Single out each line with the word "Körös" and copy it.

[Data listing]
....................
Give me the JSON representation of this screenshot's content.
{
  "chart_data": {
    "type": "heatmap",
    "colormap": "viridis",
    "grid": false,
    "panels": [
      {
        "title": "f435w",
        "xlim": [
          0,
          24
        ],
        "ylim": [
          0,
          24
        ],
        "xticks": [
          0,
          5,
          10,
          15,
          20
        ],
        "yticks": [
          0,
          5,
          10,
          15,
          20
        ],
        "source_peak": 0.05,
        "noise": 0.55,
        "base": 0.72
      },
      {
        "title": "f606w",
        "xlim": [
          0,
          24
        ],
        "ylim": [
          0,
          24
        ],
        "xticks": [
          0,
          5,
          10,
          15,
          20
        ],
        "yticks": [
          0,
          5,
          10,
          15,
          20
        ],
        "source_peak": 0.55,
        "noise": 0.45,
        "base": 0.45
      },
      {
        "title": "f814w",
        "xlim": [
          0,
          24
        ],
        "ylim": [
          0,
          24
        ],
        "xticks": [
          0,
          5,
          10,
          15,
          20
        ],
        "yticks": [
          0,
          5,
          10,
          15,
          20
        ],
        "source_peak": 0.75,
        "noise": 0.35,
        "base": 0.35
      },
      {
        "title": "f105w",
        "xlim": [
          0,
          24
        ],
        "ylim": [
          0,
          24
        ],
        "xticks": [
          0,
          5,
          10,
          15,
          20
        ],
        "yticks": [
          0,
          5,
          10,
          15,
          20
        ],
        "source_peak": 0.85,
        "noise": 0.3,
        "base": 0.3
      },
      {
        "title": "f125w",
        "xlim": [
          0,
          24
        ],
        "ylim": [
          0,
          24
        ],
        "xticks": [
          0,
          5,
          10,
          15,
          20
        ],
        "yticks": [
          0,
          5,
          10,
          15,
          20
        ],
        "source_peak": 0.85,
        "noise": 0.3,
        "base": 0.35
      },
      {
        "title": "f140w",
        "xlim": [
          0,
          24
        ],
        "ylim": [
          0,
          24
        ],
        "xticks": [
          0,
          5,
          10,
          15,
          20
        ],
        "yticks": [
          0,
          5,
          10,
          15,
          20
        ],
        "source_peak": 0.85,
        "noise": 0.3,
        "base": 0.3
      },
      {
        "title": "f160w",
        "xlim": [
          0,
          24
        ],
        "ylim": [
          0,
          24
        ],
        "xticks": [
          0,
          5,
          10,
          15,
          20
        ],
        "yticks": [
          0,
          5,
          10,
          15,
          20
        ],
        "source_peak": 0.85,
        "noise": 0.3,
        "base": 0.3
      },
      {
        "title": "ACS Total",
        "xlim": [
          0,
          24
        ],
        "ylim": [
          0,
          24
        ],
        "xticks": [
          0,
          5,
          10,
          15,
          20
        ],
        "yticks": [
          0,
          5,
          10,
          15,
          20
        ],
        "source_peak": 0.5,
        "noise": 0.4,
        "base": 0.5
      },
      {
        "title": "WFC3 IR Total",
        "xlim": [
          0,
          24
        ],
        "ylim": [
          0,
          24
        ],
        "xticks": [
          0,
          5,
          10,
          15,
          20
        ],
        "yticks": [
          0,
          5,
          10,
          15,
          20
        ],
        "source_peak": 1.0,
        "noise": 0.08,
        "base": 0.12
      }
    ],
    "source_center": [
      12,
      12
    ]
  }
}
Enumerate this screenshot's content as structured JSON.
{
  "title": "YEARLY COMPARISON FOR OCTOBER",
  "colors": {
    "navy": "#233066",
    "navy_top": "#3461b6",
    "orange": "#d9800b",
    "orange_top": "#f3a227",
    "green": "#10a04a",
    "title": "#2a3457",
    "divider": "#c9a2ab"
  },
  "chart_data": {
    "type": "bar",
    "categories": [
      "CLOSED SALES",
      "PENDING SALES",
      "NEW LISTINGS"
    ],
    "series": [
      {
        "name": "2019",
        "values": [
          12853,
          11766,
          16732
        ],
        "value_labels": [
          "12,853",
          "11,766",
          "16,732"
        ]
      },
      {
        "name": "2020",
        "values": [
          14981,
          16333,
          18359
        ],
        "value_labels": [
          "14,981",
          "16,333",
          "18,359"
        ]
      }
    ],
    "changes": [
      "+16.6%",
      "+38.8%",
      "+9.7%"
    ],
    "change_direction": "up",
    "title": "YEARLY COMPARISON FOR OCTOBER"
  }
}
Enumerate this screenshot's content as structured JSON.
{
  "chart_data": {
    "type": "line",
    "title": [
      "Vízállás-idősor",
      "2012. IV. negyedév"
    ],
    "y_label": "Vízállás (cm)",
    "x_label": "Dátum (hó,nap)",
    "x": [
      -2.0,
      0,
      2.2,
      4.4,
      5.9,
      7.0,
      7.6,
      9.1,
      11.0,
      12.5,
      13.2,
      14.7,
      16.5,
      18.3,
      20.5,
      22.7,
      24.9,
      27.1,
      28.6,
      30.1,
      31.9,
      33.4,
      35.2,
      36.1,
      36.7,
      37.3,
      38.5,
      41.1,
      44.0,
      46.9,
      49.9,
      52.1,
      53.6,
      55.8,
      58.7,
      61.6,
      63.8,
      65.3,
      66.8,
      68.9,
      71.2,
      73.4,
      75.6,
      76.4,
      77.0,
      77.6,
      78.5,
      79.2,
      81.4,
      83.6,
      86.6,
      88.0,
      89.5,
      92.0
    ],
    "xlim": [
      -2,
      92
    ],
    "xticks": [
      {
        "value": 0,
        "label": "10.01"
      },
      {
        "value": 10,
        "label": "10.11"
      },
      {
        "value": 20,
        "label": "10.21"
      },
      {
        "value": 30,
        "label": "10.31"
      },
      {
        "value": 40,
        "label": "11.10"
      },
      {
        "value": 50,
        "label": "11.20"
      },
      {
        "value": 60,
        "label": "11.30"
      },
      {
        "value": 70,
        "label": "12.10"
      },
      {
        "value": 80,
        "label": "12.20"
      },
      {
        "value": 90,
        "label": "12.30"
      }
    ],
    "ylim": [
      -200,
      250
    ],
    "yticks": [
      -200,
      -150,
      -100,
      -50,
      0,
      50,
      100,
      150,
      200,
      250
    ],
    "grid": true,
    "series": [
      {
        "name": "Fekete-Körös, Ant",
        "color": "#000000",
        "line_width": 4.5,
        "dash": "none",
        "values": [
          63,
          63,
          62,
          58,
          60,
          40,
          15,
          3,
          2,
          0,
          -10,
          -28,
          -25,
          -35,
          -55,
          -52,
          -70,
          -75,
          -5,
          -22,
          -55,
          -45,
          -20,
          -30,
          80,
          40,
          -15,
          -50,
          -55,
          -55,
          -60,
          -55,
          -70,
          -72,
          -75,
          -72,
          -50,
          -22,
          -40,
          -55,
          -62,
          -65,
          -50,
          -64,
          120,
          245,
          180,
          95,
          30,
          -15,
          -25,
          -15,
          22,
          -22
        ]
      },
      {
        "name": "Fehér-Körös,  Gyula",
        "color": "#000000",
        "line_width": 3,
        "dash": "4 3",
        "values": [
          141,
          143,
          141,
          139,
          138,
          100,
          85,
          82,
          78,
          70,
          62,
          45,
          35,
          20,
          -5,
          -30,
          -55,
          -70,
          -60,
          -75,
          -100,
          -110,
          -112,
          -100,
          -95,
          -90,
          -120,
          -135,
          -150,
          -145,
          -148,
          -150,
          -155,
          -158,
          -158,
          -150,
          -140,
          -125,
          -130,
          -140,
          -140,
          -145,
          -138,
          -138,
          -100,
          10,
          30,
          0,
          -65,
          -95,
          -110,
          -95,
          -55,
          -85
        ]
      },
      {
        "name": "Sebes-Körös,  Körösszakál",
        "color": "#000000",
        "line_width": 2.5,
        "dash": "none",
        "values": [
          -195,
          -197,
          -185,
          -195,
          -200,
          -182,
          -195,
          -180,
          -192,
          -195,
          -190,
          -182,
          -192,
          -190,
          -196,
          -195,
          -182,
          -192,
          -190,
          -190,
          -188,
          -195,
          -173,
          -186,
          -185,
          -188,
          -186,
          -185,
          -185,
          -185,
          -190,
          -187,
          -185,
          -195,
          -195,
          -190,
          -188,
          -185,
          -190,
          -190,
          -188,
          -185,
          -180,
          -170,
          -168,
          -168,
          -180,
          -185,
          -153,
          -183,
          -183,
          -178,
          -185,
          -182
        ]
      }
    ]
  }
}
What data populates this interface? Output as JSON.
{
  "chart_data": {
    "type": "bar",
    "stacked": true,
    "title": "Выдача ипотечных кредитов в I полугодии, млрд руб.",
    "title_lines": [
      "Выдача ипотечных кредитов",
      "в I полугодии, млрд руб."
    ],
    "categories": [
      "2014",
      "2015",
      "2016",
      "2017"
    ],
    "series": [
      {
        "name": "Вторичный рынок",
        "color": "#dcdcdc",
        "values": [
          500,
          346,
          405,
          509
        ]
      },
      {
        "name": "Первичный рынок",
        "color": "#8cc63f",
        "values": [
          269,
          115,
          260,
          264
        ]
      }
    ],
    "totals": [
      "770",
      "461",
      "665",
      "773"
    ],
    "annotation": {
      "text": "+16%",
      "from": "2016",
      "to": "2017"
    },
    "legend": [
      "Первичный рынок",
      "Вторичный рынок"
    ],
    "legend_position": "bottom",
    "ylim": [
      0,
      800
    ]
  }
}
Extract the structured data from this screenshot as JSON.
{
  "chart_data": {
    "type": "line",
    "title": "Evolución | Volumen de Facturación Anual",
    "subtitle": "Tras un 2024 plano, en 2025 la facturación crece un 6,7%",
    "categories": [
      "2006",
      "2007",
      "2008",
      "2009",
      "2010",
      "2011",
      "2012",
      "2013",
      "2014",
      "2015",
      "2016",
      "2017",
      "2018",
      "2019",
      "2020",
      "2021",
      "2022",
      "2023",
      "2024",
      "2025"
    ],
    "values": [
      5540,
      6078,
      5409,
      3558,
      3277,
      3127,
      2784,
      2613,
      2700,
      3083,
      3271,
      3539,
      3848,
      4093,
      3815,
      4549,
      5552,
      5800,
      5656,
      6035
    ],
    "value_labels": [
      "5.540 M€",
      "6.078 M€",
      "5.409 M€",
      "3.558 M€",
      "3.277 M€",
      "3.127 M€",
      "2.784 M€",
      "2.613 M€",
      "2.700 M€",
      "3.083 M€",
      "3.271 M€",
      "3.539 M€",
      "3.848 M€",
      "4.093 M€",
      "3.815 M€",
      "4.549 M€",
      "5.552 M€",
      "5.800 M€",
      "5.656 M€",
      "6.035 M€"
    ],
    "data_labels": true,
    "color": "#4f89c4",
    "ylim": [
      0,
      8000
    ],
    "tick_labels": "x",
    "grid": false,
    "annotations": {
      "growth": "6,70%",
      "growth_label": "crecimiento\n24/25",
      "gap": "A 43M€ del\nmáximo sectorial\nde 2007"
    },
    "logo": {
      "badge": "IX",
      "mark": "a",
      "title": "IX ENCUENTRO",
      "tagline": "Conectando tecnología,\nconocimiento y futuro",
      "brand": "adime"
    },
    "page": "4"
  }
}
....................
> [SOLUTION TO THIS TASK]:
        "name": "Fekete-Körös, Ant",
        "name": "Fehér-Körös,  Gyula",
        "name": "Sebes-Körös,  Körösszakál",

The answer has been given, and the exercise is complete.